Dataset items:
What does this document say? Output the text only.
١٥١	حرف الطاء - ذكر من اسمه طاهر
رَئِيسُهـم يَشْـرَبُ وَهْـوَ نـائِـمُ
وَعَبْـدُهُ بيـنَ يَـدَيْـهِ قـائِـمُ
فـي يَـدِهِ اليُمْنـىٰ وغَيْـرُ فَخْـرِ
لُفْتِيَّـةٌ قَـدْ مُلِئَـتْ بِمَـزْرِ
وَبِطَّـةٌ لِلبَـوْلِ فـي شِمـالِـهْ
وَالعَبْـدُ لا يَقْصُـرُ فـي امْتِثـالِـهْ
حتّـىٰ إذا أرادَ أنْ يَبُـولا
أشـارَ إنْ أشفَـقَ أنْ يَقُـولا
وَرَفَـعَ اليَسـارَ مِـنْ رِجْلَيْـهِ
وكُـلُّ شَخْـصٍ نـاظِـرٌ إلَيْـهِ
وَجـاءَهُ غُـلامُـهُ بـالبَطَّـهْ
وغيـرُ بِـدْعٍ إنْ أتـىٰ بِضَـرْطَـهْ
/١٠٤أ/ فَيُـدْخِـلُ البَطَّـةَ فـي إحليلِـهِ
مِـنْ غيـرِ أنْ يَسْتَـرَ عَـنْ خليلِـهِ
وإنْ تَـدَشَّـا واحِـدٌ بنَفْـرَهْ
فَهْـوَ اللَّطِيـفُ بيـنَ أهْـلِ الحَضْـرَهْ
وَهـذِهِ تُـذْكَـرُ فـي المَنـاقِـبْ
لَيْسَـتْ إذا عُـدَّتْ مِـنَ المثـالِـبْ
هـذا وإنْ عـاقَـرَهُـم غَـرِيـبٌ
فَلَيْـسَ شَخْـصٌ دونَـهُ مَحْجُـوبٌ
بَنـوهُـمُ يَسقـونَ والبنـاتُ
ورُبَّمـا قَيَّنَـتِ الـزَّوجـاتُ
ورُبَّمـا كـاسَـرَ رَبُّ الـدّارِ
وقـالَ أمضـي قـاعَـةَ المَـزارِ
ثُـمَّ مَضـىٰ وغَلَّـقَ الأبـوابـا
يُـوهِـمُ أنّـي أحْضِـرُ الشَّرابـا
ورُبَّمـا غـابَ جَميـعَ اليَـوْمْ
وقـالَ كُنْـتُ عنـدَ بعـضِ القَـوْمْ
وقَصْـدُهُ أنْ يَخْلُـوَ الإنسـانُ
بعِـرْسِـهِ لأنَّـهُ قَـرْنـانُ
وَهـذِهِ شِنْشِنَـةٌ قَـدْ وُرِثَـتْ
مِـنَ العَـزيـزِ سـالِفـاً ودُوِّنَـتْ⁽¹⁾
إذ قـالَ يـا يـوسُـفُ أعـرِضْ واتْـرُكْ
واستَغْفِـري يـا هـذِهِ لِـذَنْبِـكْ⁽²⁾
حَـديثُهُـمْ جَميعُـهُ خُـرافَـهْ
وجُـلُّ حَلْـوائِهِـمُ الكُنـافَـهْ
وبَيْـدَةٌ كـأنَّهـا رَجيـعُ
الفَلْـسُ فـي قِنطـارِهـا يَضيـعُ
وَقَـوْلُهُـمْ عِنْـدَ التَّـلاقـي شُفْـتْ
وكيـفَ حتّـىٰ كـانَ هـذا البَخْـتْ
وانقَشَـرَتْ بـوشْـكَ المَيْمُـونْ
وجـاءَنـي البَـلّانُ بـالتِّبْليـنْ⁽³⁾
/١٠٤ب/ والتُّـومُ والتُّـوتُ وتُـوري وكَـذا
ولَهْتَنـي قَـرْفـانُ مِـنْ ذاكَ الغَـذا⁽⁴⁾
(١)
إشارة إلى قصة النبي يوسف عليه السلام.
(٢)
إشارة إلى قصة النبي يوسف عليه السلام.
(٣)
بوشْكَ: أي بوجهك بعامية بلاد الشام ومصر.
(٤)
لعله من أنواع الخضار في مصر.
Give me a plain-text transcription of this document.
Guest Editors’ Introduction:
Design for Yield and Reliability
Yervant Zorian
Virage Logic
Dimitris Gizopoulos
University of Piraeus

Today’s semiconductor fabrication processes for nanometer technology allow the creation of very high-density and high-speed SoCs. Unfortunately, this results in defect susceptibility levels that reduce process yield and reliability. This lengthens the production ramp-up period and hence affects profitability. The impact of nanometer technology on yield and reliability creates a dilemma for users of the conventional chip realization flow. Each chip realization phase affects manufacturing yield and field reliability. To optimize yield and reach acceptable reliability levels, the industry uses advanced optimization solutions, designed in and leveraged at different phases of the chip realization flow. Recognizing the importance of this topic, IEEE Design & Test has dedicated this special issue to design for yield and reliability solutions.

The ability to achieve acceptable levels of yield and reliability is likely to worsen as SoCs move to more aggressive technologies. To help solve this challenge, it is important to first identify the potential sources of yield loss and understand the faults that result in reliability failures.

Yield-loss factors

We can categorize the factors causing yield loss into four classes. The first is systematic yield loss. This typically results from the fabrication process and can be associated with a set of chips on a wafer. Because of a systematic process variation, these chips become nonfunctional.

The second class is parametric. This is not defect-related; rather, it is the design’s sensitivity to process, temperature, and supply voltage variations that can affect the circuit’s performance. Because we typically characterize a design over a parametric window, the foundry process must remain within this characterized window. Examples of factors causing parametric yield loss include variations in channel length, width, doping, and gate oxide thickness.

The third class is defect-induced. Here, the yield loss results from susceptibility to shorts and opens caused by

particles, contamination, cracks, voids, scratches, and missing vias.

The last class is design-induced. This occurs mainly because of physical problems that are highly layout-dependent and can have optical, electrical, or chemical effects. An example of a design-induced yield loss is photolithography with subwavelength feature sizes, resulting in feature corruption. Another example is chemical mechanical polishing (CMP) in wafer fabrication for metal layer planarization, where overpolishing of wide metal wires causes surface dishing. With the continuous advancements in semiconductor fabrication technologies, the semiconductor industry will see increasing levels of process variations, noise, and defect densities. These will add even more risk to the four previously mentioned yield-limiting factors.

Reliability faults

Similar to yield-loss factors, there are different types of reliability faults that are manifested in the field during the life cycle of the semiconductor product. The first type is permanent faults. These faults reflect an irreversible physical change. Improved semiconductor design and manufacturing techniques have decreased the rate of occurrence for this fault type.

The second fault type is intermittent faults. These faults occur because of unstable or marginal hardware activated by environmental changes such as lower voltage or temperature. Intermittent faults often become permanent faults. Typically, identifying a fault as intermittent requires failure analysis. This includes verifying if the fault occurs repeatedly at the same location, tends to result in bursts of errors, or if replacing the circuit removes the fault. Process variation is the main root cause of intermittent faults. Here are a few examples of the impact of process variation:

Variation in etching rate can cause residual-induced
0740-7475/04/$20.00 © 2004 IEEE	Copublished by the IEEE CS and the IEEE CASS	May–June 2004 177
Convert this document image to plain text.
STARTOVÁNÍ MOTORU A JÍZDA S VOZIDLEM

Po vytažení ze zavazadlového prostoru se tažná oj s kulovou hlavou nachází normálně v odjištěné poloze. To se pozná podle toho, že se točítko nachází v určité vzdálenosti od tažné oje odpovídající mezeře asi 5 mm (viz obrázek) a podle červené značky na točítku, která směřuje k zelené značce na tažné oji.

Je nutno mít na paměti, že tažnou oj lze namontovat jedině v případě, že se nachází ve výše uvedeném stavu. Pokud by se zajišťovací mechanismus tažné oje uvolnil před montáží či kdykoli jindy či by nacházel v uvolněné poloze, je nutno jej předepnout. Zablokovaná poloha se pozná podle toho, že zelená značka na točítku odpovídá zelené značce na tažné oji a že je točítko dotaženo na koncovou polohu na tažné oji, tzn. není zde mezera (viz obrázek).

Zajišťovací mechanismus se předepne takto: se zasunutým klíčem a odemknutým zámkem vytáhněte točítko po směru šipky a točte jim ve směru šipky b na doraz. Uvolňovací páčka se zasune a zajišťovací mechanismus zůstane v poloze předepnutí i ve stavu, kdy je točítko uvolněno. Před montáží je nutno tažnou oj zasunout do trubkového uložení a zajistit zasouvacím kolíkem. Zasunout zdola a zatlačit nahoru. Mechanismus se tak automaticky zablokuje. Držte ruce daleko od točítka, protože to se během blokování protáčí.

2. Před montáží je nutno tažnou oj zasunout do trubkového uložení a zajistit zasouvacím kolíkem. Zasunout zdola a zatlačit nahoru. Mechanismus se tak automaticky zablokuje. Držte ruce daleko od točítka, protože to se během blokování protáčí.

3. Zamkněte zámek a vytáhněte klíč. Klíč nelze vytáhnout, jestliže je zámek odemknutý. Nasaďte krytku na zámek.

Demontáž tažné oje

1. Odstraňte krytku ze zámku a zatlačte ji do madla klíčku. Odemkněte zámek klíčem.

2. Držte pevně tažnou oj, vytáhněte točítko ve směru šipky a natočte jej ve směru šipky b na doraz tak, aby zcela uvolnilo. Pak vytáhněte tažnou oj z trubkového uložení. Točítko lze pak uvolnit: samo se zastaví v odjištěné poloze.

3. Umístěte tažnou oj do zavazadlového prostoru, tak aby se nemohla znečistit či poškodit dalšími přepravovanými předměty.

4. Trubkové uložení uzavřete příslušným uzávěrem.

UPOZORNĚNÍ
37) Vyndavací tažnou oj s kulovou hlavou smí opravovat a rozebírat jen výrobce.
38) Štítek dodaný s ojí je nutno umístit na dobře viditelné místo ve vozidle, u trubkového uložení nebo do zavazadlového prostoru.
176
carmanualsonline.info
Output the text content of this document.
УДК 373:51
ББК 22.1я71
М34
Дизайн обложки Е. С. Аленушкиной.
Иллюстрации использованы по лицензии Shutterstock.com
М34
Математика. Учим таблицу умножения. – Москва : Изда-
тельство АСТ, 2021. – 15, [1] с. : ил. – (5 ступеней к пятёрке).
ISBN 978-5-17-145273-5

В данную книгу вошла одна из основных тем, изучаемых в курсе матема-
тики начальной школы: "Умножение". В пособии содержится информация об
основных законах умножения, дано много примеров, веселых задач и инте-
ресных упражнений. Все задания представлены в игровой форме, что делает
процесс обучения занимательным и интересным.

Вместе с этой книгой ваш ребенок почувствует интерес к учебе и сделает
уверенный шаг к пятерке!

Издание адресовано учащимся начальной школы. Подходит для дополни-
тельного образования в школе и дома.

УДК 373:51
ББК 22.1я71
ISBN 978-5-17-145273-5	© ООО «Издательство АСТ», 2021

> _Exercise brief_
Scan the listing above. Collect all lines with the word "ISBN".

> _Solution for this task_
ISBN 978-5-17-145273-5
ISBN 978-5-17-145273-5	© ООО «Издательство АСТ», 2021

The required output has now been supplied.